[WHAT YOU HAVE TO DO]: Find the lines holding "name" and copy them.
= = =
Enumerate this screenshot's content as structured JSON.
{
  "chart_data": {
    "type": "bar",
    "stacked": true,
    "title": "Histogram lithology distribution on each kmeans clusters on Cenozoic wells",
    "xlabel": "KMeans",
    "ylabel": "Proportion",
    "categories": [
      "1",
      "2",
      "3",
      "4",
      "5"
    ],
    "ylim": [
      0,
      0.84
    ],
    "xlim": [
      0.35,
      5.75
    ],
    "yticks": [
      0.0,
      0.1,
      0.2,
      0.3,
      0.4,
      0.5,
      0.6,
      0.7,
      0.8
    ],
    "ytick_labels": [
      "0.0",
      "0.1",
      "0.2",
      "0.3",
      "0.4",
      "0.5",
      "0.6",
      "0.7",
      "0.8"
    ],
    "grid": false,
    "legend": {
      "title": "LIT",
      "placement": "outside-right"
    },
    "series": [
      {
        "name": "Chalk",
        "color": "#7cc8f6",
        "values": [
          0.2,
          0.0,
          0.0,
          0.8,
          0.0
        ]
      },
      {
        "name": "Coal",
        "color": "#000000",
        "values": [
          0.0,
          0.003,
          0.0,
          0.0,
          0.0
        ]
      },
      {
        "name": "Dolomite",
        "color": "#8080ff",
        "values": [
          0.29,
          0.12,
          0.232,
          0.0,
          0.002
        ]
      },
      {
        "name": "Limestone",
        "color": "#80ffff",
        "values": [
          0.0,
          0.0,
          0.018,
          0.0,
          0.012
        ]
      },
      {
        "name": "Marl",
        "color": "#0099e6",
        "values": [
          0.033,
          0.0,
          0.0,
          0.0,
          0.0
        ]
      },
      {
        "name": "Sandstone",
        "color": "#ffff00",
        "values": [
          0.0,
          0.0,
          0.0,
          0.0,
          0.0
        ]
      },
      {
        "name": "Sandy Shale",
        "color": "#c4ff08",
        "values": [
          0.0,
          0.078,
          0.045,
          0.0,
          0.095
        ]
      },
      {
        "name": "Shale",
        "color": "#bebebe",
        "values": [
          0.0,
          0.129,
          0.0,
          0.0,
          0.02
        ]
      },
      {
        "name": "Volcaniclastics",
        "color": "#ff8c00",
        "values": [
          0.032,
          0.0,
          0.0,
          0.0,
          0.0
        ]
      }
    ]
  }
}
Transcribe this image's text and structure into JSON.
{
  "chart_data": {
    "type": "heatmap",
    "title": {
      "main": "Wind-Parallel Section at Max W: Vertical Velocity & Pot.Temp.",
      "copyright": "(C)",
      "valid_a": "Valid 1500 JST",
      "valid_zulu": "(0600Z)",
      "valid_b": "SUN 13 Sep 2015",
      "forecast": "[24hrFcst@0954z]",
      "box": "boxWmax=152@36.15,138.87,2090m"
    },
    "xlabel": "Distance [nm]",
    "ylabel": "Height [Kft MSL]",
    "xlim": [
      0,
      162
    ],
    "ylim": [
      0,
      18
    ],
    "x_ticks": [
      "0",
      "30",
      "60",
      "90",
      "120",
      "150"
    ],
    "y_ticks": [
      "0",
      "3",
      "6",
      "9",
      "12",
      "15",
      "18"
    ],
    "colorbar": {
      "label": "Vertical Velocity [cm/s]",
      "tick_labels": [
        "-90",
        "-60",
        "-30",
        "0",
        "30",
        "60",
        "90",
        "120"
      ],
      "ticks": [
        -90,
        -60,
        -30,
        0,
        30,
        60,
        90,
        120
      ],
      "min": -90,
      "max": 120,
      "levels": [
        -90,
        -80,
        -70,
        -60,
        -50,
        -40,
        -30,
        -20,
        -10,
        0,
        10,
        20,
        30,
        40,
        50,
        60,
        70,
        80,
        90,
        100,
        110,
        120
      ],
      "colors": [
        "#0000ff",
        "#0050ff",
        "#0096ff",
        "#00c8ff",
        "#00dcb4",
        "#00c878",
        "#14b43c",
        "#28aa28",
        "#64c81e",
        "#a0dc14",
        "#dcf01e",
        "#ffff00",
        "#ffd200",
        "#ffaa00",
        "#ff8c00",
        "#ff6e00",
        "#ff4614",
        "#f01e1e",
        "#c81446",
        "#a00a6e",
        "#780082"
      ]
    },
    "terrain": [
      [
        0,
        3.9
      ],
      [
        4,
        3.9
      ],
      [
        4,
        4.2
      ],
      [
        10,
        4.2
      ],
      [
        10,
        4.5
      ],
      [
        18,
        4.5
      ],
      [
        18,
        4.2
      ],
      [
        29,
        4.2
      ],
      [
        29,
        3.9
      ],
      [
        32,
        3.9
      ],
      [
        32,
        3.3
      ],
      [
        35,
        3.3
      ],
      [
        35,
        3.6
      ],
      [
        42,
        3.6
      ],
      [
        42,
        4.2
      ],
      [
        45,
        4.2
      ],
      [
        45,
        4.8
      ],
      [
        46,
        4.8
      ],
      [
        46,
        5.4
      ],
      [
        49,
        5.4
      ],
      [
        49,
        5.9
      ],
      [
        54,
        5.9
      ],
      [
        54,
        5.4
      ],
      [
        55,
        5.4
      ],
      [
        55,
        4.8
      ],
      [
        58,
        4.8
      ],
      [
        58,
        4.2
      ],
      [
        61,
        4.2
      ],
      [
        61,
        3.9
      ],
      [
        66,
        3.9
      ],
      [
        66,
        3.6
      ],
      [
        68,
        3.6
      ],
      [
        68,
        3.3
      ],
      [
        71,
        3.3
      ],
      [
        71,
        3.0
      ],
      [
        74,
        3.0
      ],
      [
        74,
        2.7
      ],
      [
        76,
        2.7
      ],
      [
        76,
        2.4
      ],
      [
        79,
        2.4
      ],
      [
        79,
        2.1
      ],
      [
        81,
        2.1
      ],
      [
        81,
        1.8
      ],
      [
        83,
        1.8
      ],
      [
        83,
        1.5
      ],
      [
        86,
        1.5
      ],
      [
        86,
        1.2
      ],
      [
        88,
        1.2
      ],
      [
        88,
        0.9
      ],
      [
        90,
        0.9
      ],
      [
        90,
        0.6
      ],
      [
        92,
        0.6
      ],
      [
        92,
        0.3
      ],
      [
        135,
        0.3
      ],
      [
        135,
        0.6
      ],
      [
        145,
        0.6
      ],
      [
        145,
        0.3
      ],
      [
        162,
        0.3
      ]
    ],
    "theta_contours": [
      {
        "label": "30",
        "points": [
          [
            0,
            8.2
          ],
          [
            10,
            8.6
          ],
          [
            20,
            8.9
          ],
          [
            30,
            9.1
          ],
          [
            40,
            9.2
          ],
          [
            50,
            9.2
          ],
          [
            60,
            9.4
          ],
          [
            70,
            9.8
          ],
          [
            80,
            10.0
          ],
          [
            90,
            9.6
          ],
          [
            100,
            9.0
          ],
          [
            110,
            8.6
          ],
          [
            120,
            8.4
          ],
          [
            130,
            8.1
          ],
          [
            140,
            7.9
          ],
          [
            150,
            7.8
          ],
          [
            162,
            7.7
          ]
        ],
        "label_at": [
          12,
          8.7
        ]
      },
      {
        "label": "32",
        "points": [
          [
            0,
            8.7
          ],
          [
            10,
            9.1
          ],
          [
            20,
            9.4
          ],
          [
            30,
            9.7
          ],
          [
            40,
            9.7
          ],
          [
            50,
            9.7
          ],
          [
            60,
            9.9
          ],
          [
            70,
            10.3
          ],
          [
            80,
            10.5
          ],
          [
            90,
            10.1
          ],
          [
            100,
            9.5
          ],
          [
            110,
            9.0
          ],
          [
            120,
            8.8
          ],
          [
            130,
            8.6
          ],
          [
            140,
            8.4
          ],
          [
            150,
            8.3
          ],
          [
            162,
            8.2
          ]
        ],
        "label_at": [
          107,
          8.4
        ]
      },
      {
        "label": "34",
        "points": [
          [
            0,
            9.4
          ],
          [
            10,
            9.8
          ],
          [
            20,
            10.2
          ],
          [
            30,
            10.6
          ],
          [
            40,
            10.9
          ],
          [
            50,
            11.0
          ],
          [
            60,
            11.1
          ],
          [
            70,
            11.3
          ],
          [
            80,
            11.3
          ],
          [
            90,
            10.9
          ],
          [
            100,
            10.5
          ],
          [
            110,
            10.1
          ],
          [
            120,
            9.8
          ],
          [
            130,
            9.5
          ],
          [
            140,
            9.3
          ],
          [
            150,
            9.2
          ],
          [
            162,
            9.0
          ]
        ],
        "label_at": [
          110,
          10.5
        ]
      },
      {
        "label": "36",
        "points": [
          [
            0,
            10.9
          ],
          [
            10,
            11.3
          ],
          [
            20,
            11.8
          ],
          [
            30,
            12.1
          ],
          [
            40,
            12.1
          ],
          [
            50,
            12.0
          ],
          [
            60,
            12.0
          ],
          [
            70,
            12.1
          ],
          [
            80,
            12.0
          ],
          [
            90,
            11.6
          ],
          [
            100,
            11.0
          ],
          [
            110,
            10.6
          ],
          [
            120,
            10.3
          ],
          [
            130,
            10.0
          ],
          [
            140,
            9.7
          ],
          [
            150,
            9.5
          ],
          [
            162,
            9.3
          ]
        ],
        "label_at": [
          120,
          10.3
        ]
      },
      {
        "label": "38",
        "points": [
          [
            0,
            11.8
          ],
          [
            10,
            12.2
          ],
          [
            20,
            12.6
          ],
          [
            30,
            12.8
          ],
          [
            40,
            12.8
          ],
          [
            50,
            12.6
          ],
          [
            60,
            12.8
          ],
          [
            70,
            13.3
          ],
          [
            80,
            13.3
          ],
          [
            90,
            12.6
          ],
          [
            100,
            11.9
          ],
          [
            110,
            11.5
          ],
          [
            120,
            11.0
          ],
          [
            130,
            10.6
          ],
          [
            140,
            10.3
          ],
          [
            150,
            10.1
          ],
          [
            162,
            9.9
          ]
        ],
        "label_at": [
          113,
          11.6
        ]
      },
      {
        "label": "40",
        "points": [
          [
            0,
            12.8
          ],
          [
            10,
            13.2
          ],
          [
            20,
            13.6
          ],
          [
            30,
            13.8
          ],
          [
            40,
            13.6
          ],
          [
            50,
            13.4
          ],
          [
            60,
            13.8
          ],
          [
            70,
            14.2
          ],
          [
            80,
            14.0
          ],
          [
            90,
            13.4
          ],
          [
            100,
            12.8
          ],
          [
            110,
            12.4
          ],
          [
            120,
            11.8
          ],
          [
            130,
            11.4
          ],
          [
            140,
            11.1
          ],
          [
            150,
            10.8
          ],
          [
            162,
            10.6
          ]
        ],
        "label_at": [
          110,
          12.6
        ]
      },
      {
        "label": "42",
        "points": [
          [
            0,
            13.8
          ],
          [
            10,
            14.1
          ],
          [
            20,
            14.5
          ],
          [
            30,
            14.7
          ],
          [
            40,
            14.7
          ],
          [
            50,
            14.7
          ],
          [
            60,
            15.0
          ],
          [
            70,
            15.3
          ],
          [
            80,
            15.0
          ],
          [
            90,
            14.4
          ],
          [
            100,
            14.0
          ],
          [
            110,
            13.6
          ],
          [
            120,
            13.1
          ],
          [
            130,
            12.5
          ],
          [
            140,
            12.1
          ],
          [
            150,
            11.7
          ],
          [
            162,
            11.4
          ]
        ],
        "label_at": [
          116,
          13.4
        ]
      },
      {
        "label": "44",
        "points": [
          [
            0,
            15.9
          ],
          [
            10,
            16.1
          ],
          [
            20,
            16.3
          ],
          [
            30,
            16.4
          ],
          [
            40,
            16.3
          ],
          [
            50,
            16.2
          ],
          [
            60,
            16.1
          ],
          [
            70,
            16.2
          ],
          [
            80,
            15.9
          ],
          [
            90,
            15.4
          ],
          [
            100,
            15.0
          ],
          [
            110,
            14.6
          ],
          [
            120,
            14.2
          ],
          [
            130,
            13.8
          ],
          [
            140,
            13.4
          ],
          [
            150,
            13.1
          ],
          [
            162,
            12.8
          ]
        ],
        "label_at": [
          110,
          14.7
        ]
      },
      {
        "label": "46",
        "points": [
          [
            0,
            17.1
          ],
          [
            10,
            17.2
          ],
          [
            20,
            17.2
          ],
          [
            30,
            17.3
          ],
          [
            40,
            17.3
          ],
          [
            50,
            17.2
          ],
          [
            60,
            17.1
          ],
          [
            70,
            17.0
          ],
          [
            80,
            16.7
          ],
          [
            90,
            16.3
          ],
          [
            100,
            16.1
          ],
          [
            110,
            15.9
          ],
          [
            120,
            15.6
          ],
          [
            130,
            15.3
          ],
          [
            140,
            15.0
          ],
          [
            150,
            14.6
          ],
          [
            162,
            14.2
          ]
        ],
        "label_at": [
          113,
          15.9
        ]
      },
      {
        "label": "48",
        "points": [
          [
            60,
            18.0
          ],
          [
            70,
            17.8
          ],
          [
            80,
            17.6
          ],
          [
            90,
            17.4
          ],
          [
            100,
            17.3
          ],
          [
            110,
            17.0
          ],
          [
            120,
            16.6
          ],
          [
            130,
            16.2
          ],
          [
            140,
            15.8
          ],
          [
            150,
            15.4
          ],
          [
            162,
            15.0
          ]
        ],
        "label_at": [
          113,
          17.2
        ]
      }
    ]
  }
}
= = =
[SOLUTION TO THIS PROBLEM]:
        "name": "Chalk",
        "name": "Coal",
        "name": "Dolomite",
        "name": "Limestone",
        "name": "Marl",
        "name": "Sandstone",
        "name": "Sandy Shale",
        "name": "Shale",
        "name": "Volcaniclastics",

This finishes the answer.